→ **Material**
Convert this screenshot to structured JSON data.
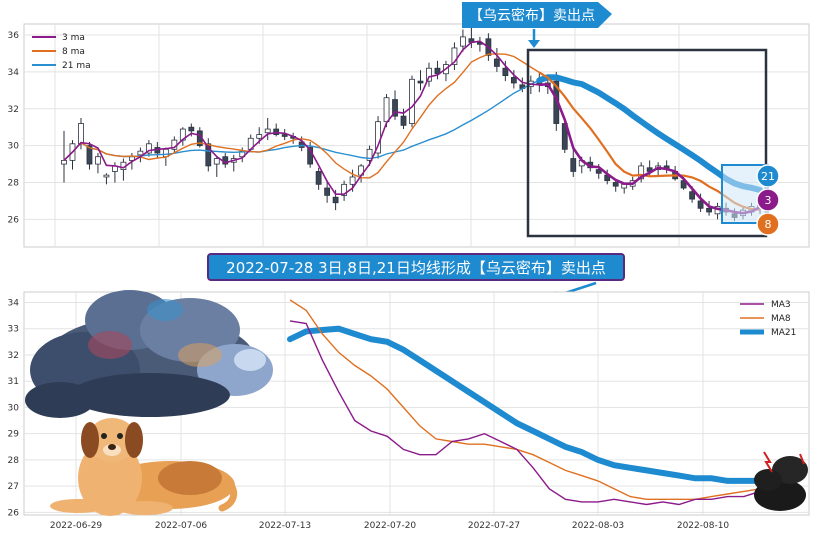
{
  "chart_data": [
    {
      "type": "candlestick",
      "ylim": [
        24.5,
        36.6
      ],
      "yticks": [
        26,
        28,
        30,
        32,
        34,
        36
      ],
      "grid": true,
      "legend": {
        "position": "top-left",
        "entries": [
          {
            "label": "3 ma",
            "color": "#8b1a8b"
          },
          {
            "label": "8 ma",
            "color": "#e07020"
          },
          {
            "label": "21 ma",
            "color": "#2a8fd0"
          }
        ]
      },
      "candles": [
        [
          29.0,
          30.8,
          28.0,
          29.2
        ],
        [
          29.2,
          30.3,
          28.7,
          30.1
        ],
        [
          30.1,
          31.5,
          29.8,
          31.2
        ],
        [
          30.0,
          30.2,
          28.7,
          29.0
        ],
        [
          29.0,
          29.6,
          28.5,
          29.4
        ],
        [
          28.3,
          28.5,
          27.9,
          28.4
        ],
        [
          28.6,
          29.1,
          28.0,
          28.9
        ],
        [
          28.7,
          29.3,
          28.1,
          29.1
        ],
        [
          29.2,
          29.6,
          28.7,
          29.4
        ],
        [
          29.5,
          29.9,
          29.1,
          29.7
        ],
        [
          29.6,
          30.3,
          29.4,
          30.1
        ],
        [
          29.9,
          30.2,
          29.3,
          29.6
        ],
        [
          29.4,
          29.9,
          28.9,
          29.8
        ],
        [
          29.8,
          30.5,
          29.6,
          30.3
        ],
        [
          30.3,
          31.0,
          30.0,
          30.9
        ],
        [
          31.0,
          31.2,
          30.5,
          30.8
        ],
        [
          30.8,
          31.0,
          29.9,
          30.0
        ],
        [
          30.1,
          30.4,
          28.6,
          28.9
        ],
        [
          29.0,
          29.4,
          28.3,
          29.3
        ],
        [
          29.4,
          29.6,
          28.8,
          29.0
        ],
        [
          29.1,
          29.5,
          28.6,
          29.3
        ],
        [
          29.4,
          29.9,
          29.1,
          29.7
        ],
        [
          29.8,
          30.6,
          29.7,
          30.4
        ],
        [
          30.4,
          31.0,
          30.1,
          30.6
        ],
        [
          30.7,
          31.5,
          30.3,
          30.9
        ],
        [
          30.9,
          31.2,
          30.5,
          30.6
        ],
        [
          30.6,
          30.9,
          30.3,
          30.5
        ],
        [
          30.5,
          30.7,
          30.1,
          30.4
        ],
        [
          30.2,
          30.5,
          29.7,
          29.9
        ],
        [
          29.9,
          30.2,
          28.8,
          29.0
        ],
        [
          28.6,
          28.8,
          27.6,
          27.9
        ],
        [
          27.7,
          28.1,
          26.9,
          27.3
        ],
        [
          27.2,
          27.6,
          26.5,
          26.9
        ],
        [
          27.3,
          28.1,
          27.0,
          27.9
        ],
        [
          27.9,
          28.7,
          27.5,
          28.3
        ],
        [
          28.4,
          29.0,
          28.0,
          28.9
        ],
        [
          29.2,
          30.0,
          28.9,
          29.8
        ],
        [
          29.6,
          31.6,
          29.3,
          31.3
        ],
        [
          31.3,
          32.8,
          31.0,
          32.6
        ],
        [
          32.5,
          33.0,
          31.4,
          31.6
        ],
        [
          31.6,
          32.0,
          30.9,
          31.1
        ],
        [
          31.2,
          33.8,
          31.0,
          33.6
        ],
        [
          33.5,
          34.1,
          33.0,
          33.4
        ],
        [
          33.5,
          34.5,
          33.2,
          34.2
        ],
        [
          34.2,
          34.6,
          33.6,
          33.9
        ],
        [
          33.9,
          34.6,
          33.5,
          34.4
        ],
        [
          34.4,
          35.6,
          34.1,
          35.3
        ],
        [
          35.4,
          36.3,
          35.1,
          35.9
        ],
        [
          35.8,
          36.4,
          35.3,
          35.6
        ],
        [
          35.6,
          35.9,
          35.1,
          35.5
        ],
        [
          35.8,
          36.1,
          34.6,
          34.9
        ],
        [
          34.7,
          35.3,
          34.0,
          34.3
        ],
        [
          34.2,
          34.6,
          33.5,
          33.8
        ],
        [
          33.7,
          34.1,
          33.1,
          33.4
        ],
        [
          33.3,
          33.7,
          32.9,
          33.1
        ],
        [
          33.2,
          33.8,
          32.8,
          33.5
        ],
        [
          33.4,
          34.0,
          32.9,
          33.3
        ],
        [
          33.4,
          33.6,
          32.8,
          33.2
        ],
        [
          33.5,
          34.0,
          30.8,
          31.2
        ],
        [
          31.2,
          31.5,
          29.6,
          29.8
        ],
        [
          29.3,
          29.9,
          28.3,
          28.6
        ],
        [
          28.9,
          29.4,
          28.5,
          29.2
        ],
        [
          29.1,
          29.4,
          28.6,
          28.8
        ],
        [
          28.7,
          29.0,
          28.2,
          28.5
        ],
        [
          28.4,
          28.7,
          27.9,
          28.1
        ],
        [
          28.0,
          28.2,
          27.5,
          27.8
        ],
        [
          27.7,
          28.0,
          27.4,
          27.9
        ],
        [
          27.8,
          28.3,
          27.6,
          28.1
        ],
        [
          28.2,
          29.1,
          28.0,
          28.9
        ],
        [
          28.8,
          29.2,
          28.4,
          28.6
        ],
        [
          28.7,
          29.1,
          28.4,
          28.9
        ],
        [
          28.9,
          29.2,
          28.5,
          28.7
        ],
        [
          28.6,
          28.9,
          28.1,
          28.2
        ],
        [
          28.1,
          28.3,
          27.6,
          27.7
        ],
        [
          27.5,
          27.8,
          26.9,
          27.1
        ],
        [
          27.0,
          27.4,
          26.4,
          26.6
        ],
        [
          26.6,
          27.0,
          26.2,
          26.4
        ],
        [
          26.3,
          26.9,
          26.0,
          26.7
        ],
        [
          26.6,
          26.9,
          26.2,
          26.4
        ],
        [
          26.3,
          26.6,
          25.9,
          26.1
        ],
        [
          26.2,
          26.7,
          26.0,
          26.5
        ],
        [
          26.4,
          26.9,
          26.2,
          26.7
        ],
        [
          26.6,
          27.1,
          26.3,
          26.8
        ]
      ],
      "annotation": {
        "label": "【乌云密布】卖出点"
      },
      "end_badges": [
        "21",
        "3",
        "8"
      ]
    },
    {
      "type": "line",
      "ylim": [
        25.9,
        34.4
      ],
      "yticks": [
        26,
        27,
        28,
        29,
        30,
        31,
        32,
        33,
        34
      ],
      "xticks": [
        "2022-06-29",
        "2022-07-06",
        "2022-07-13",
        "2022-07-20",
        "2022-07-27",
        "2022-08-03",
        "2022-08-10"
      ],
      "grid": true,
      "legend": {
        "position": "top-right",
        "entries": [
          {
            "label": "MA3",
            "color": "#8b1a8b"
          },
          {
            "label": "MA8",
            "color": "#e07020"
          },
          {
            "label": "MA21",
            "color": "#1e8ad0"
          }
        ]
      },
      "series": [
        {
          "name": "MA3",
          "color": "#8b1a8b",
          "x": [
            0,
            1,
            2,
            3,
            4,
            5,
            6,
            7,
            8,
            9,
            10,
            11,
            12,
            13,
            14,
            15,
            16,
            17,
            18,
            19,
            20,
            21,
            22,
            23,
            24,
            25,
            26,
            27,
            28,
            29
          ],
          "values": [
            33.3,
            33.2,
            31.8,
            30.6,
            29.5,
            29.1,
            28.9,
            28.4,
            28.2,
            28.2,
            28.7,
            28.8,
            29.0,
            28.7,
            28.4,
            27.7,
            26.9,
            26.5,
            26.4,
            26.4,
            26.5,
            26.4,
            26.3,
            26.4,
            26.3,
            26.5,
            26.5,
            26.6,
            26.6,
            26.8
          ]
        },
        {
          "name": "MA8",
          "color": "#e07020",
          "x": [
            0,
            1,
            2,
            3,
            4,
            5,
            6,
            7,
            8,
            9,
            10,
            11,
            12,
            13,
            14,
            15,
            16,
            17,
            18,
            19,
            20,
            21,
            22,
            23,
            24,
            25,
            26,
            27,
            28,
            29
          ],
          "values": [
            34.1,
            33.7,
            32.8,
            32.1,
            31.6,
            31.2,
            30.7,
            30.0,
            29.3,
            28.8,
            28.7,
            28.6,
            28.6,
            28.5,
            28.4,
            28.2,
            27.9,
            27.6,
            27.4,
            27.2,
            26.9,
            26.6,
            26.5,
            26.5,
            26.5,
            26.5,
            26.6,
            26.7,
            26.8,
            26.9
          ]
        },
        {
          "name": "MA21",
          "color": "#1e8ad0",
          "x": [
            0,
            1,
            2,
            3,
            4,
            5,
            6,
            7,
            8,
            9,
            10,
            11,
            12,
            13,
            14,
            15,
            16,
            17,
            18,
            19,
            20,
            21,
            22,
            23,
            24,
            25,
            26,
            27,
            28,
            29
          ],
          "values": [
            32.6,
            32.9,
            32.95,
            33.0,
            32.8,
            32.6,
            32.5,
            32.2,
            31.8,
            31.4,
            31.0,
            30.6,
            30.2,
            29.8,
            29.4,
            29.1,
            28.8,
            28.5,
            28.3,
            28.0,
            27.8,
            27.7,
            27.6,
            27.5,
            27.4,
            27.3,
            27.3,
            27.2,
            27.2,
            27.2
          ]
        }
      ],
      "annotation": {
        "label": "2022-07-28 3日,8日,21日均线形成【乌云密布】卖出点"
      }
    }
  ],
  "colors": {
    "ma3": "#8b1a8b",
    "ma8": "#e07020",
    "ma21": "#1e8ad0",
    "banner": "#1e8ad0",
    "box": "#2c3340"
  }
}
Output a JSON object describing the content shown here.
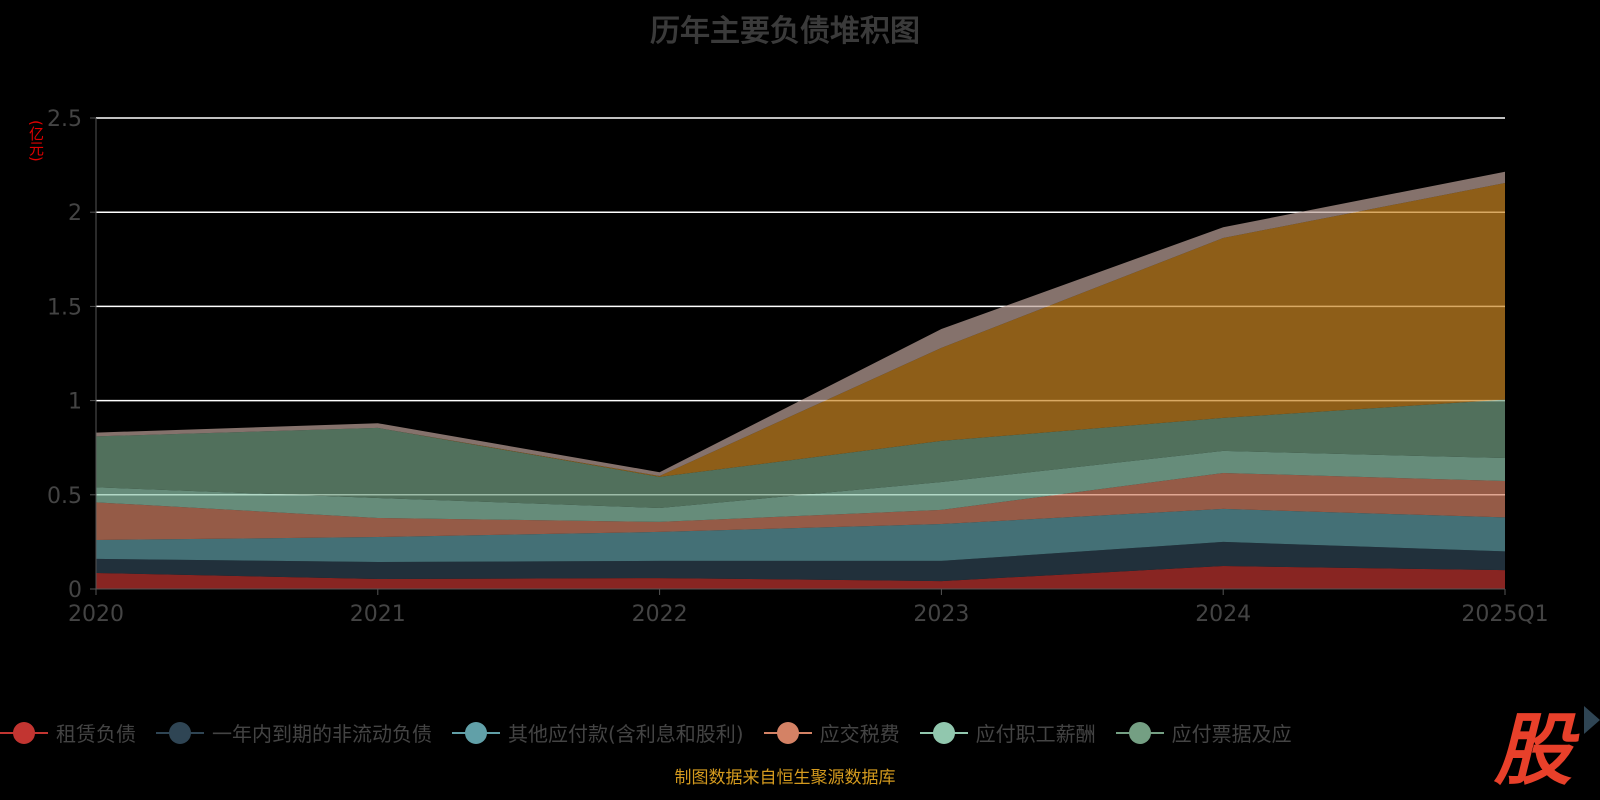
{
  "chart_data": {
    "type": "area",
    "stacked": true,
    "title": "历年主要负债堆积图",
    "ylabel": "(亿元)",
    "xlabel": "",
    "categories": [
      "2020",
      "2021",
      "2022",
      "2023",
      "2024",
      "2025Q1"
    ],
    "ylim": [
      0,
      2.5
    ],
    "yticks": [
      "0",
      "0.5",
      "1",
      "1.5",
      "2",
      "2.5"
    ],
    "yticks_values": [
      0,
      0.5,
      1,
      1.5,
      2,
      2.5
    ],
    "grid": true,
    "legend_position": "bottom",
    "series": [
      {
        "name": "租赁负债",
        "color": "#c23531",
        "values": [
          0.085,
          0.053,
          0.058,
          0.042,
          0.122,
          0.1
        ]
      },
      {
        "name": "一年内到期的非流动负债",
        "color": "#2f4554",
        "values": [
          0.075,
          0.09,
          0.091,
          0.107,
          0.128,
          0.1
        ]
      },
      {
        "name": "其他应付款(含利息和股利)",
        "color": "#61a0a8",
        "values": [
          0.1,
          0.133,
          0.154,
          0.196,
          0.175,
          0.18
        ]
      },
      {
        "name": "应交税费",
        "color": "#d48265",
        "values": [
          0.2,
          0.101,
          0.053,
          0.075,
          0.191,
          0.193
        ]
      },
      {
        "name": "应付职工薪酬",
        "color": "#91c7ae",
        "values": [
          0.08,
          0.106,
          0.074,
          0.148,
          0.117,
          0.122
        ]
      },
      {
        "name": "应付票据及应",
        "color": "#749f83",
        "values": [
          0.27,
          0.372,
          0.165,
          0.218,
          0.175,
          0.31
        ]
      },
      {
        "name": "",
        "color": "#ca8622",
        "values": [
          0,
          0,
          0.005,
          0.494,
          0.955,
          1.15
        ]
      },
      {
        "name": "",
        "color": "#bda29a",
        "values": [
          0.02,
          0.025,
          0.02,
          0.1,
          0.057,
          0.06
        ]
      }
    ]
  },
  "footer": {
    "source": "制图数据来自恒生聚源数据库",
    "logo": "股"
  }
}
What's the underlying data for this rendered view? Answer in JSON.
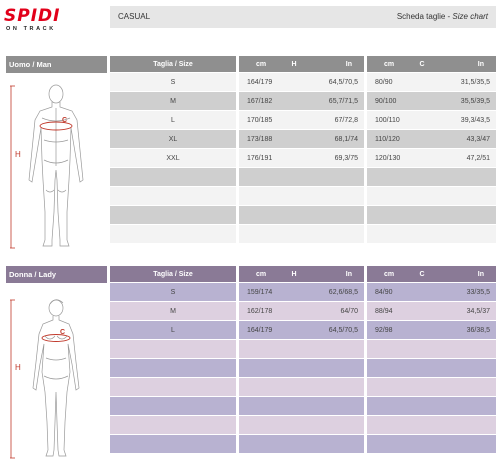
{
  "brand": {
    "name": "SPIDI",
    "tagline": "ON TRACK",
    "color": "#e2001a"
  },
  "header": {
    "category": "CASUAL",
    "title_it": "Scheda taglie -",
    "title_en": "Size chart"
  },
  "sections": [
    {
      "id": "man",
      "label": "Uomo / Man",
      "accent": "#8f8f8f",
      "headers": {
        "size": "Taglia / Size",
        "h_cm": "cm",
        "h_mark": "H",
        "h_in": "In",
        "c_cm": "cm",
        "c_mark": "C",
        "c_in": "In"
      },
      "figure_labels": {
        "chest": "C",
        "height": "H"
      },
      "rows": [
        {
          "size": "S",
          "h_cm": "164/179",
          "h_in": "64,5/70,5",
          "c_cm": "80/90",
          "c_in": "31,5/35,5"
        },
        {
          "size": "M",
          "h_cm": "167/182",
          "h_in": "65,7/71,5",
          "c_cm": "90/100",
          "c_in": "35,5/39,5"
        },
        {
          "size": "L",
          "h_cm": "170/185",
          "h_in": "67/72,8",
          "c_cm": "100/110",
          "c_in": "39,3/43,5"
        },
        {
          "size": "XL",
          "h_cm": "173/188",
          "h_in": "68,1/74",
          "c_cm": "110/120",
          "c_in": "43,3/47"
        },
        {
          "size": "XXL",
          "h_cm": "176/191",
          "h_in": "69,3/75",
          "c_cm": "120/130",
          "c_in": "47,2/51"
        },
        {
          "size": "",
          "h_cm": "",
          "h_in": "",
          "c_cm": "",
          "c_in": ""
        },
        {
          "size": "",
          "h_cm": "",
          "h_in": "",
          "c_cm": "",
          "c_in": ""
        },
        {
          "size": "",
          "h_cm": "",
          "h_in": "",
          "c_cm": "",
          "c_in": ""
        },
        {
          "size": "",
          "h_cm": "",
          "h_in": "",
          "c_cm": "",
          "c_in": ""
        }
      ]
    },
    {
      "id": "lady",
      "label": "Donna / Lady",
      "accent": "#8a7a96",
      "headers": {
        "size": "Taglia / Size",
        "h_cm": "cm",
        "h_mark": "H",
        "h_in": "In",
        "c_cm": "cm",
        "c_mark": "C",
        "c_in": "In"
      },
      "figure_labels": {
        "chest": "C",
        "height": "H"
      },
      "rows": [
        {
          "size": "S",
          "h_cm": "159/174",
          "h_in": "62,6/68,5",
          "c_cm": "84/90",
          "c_in": "33/35,5"
        },
        {
          "size": "M",
          "h_cm": "162/178",
          "h_in": "64/70",
          "c_cm": "88/94",
          "c_in": "34,5/37"
        },
        {
          "size": "L",
          "h_cm": "164/179",
          "h_in": "64,5/70,5",
          "c_cm": "92/98",
          "c_in": "36/38,5"
        },
        {
          "size": "",
          "h_cm": "",
          "h_in": "",
          "c_cm": "",
          "c_in": ""
        },
        {
          "size": "",
          "h_cm": "",
          "h_in": "",
          "c_cm": "",
          "c_in": ""
        },
        {
          "size": "",
          "h_cm": "",
          "h_in": "",
          "c_cm": "",
          "c_in": ""
        },
        {
          "size": "",
          "h_cm": "",
          "h_in": "",
          "c_cm": "",
          "c_in": ""
        },
        {
          "size": "",
          "h_cm": "",
          "h_in": "",
          "c_cm": "",
          "c_in": ""
        },
        {
          "size": "",
          "h_cm": "",
          "h_in": "",
          "c_cm": "",
          "c_in": ""
        }
      ]
    }
  ]
}
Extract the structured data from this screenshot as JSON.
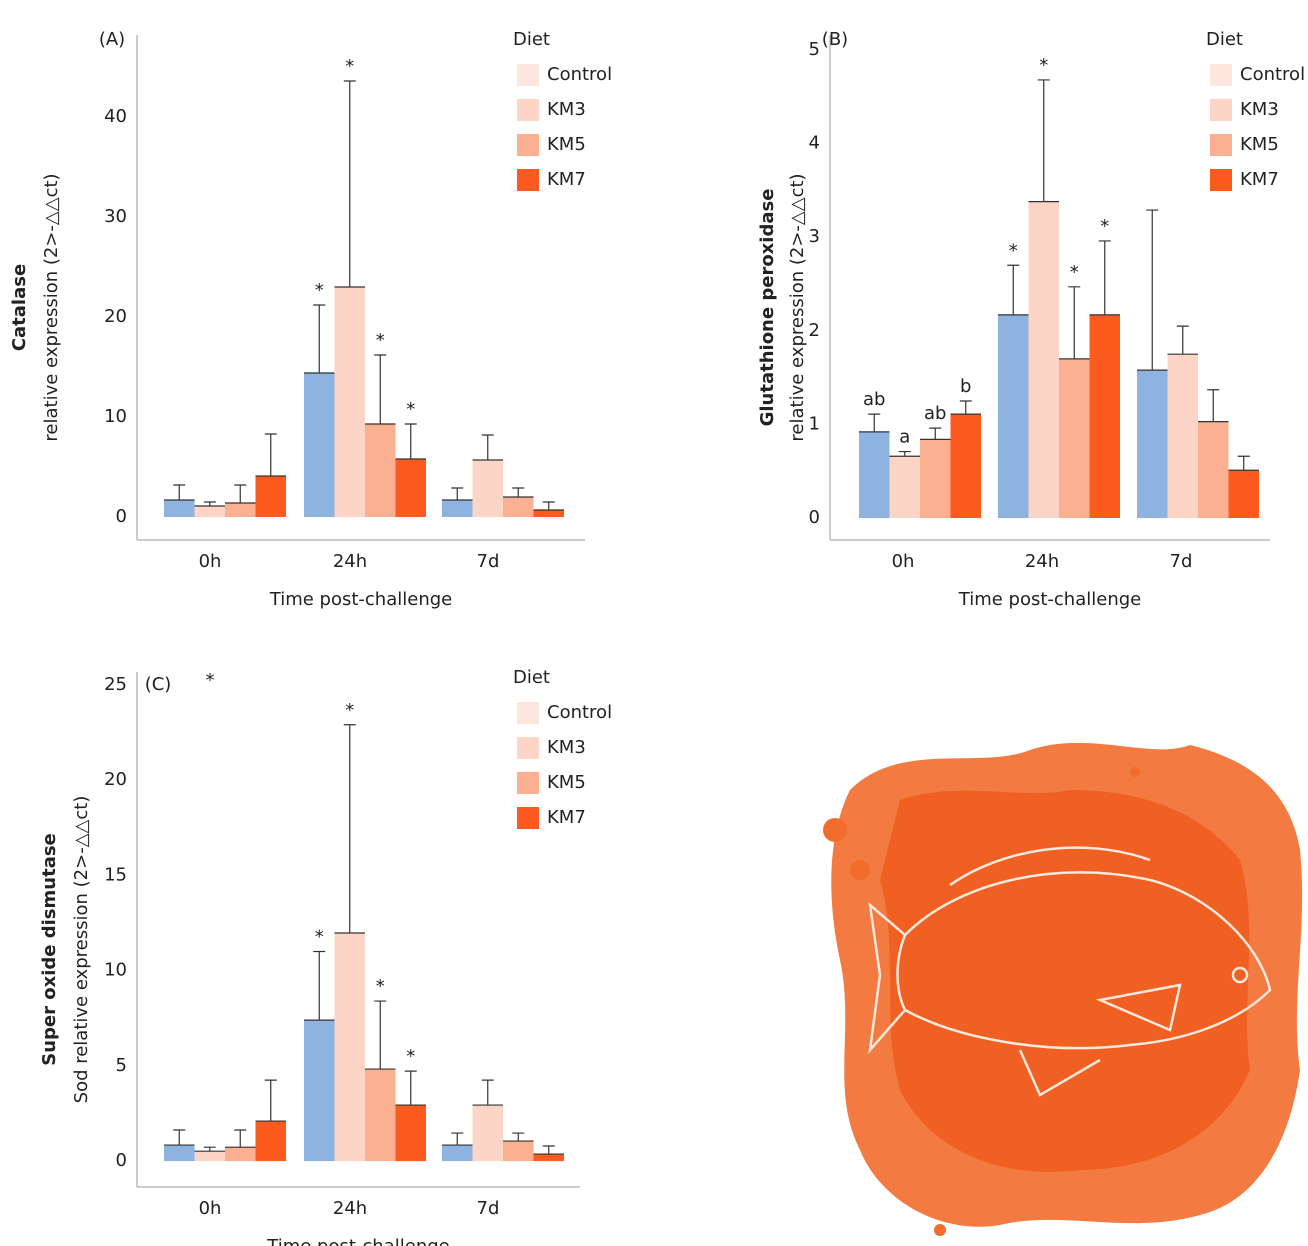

→ **Instructions for the task**
Filter the records above for "true" and copy every matching line.

→ **Completed exercise**
      "grid": true,
      "grid": true,
    "stacked": true,
    "grid": true,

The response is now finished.